### Exercise goal
Will you give the material below again, every line exactly as it is?

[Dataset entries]
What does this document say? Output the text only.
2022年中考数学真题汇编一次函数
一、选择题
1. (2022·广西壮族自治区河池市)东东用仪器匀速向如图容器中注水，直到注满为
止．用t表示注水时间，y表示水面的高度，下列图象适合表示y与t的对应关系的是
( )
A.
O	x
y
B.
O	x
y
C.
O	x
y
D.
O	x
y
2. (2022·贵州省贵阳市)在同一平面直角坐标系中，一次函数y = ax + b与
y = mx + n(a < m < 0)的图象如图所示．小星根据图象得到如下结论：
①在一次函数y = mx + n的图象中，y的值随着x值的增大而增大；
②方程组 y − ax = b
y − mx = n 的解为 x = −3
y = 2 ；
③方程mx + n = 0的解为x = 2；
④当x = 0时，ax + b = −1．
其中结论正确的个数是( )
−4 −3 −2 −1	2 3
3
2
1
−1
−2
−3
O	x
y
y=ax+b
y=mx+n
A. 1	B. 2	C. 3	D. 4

### Exercise result
What does this document say? Output the text only.
2022年中考数学真题汇编一次函数
一、选择题
1. (2022·广西壮族自治区河池市)东东用仪器匀速向如图容器中注水，直到注满为
止．用t表示注水时间，y表示水面的高度，下列图象适合表示y与t的对应关系的是
( )
A.
O	x
y
B.
O	x
y
C.
O	x
y
D.
O	x
y
2. (2022·贵州省贵阳市)在同一平面直角坐标系中，一次函数y = ax + b与
y = mx + n(a < m < 0)的图象如图所示．小星根据图象得到如下结论：
①在一次函数y = mx + n的图象中，y的值随着x值的增大而增大；
②方程组 y − ax = b
y − mx = n 的解为 x = −3
y = 2 ；
③方程mx + n = 0的解为x = 2；
④当x = 0时，ax + b = −1．
其中结论正确的个数是( )
−4 −3 −2 −1	2 3
3
2
1
−1
−2
−3
O	x
y
y=ax+b
y=mx+n
A. 1	B. 2	C. 3	D. 4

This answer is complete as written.